Data entries for graphics:
= = =

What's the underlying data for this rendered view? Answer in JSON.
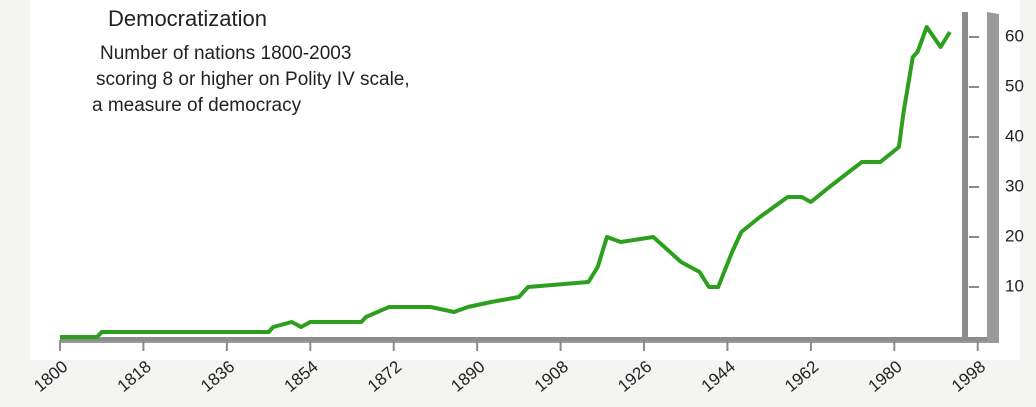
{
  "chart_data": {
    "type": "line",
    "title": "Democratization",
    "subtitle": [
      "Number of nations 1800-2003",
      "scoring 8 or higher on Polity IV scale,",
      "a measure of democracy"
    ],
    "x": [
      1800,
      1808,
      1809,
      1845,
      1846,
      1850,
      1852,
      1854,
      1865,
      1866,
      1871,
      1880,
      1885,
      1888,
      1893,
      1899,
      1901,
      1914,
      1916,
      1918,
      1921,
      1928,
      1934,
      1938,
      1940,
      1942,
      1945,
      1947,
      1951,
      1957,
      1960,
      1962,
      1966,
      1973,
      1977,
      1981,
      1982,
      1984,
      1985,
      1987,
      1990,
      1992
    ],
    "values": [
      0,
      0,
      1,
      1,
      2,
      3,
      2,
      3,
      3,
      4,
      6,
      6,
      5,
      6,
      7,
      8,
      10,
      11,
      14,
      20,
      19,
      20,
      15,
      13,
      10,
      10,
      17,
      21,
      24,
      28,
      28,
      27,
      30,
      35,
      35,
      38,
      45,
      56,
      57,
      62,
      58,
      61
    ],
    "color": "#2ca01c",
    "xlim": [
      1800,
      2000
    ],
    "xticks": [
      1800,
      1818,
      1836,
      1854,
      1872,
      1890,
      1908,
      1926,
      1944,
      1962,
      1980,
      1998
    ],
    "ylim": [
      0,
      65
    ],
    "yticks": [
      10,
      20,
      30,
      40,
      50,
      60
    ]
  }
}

= = =

Transcribe the records above exactly, leaving out every picture.

What's the underlying data for this rendered view? Answer in JSON.
{
  "chart_data": {
    "type": "line",
    "title": "Democratization",
    "subtitle": [
      "Number of nations 1800-2003",
      "scoring 8 or higher on Polity IV scale,",
      "a measure of democracy"
    ],
    "x": [
      1800,
      1808,
      1809,
      1845,
      1846,
      1850,
      1852,
      1854,
      1865,
      1866,
      1871,
      1880,
      1885,
      1888,
      1893,
      1899,
      1901,
      1914,
      1916,
      1918,
      1921,
      1928,
      1934,
      1938,
      1940,
      1942,
      1945,
      1947,
      1951,
      1957,
      1960,
      1962,
      1966,
      1973,
      1977,
      1981,
      1982,
      1984,
      1985,
      1987,
      1990,
      1992
    ],
    "values": [
      0,
      0,
      1,
      1,
      2,
      3,
      2,
      3,
      3,
      4,
      6,
      6,
      5,
      6,
      7,
      8,
      10,
      11,
      14,
      20,
      19,
      20,
      15,
      13,
      10,
      10,
      17,
      21,
      24,
      28,
      28,
      27,
      30,
      35,
      35,
      38,
      45,
      56,
      57,
      62,
      58,
      61
    ],
    "color": "#2ca01c",
    "xlim": [
      1800,
      2000
    ],
    "xticks": [
      1800,
      1818,
      1836,
      1854,
      1872,
      1890,
      1908,
      1926,
      1944,
      1962,
      1980,
      1998
    ],
    "ylim": [
      0,
      65
    ],
    "yticks": [
      10,
      20,
      30,
      40,
      50,
      60
    ]
  }
}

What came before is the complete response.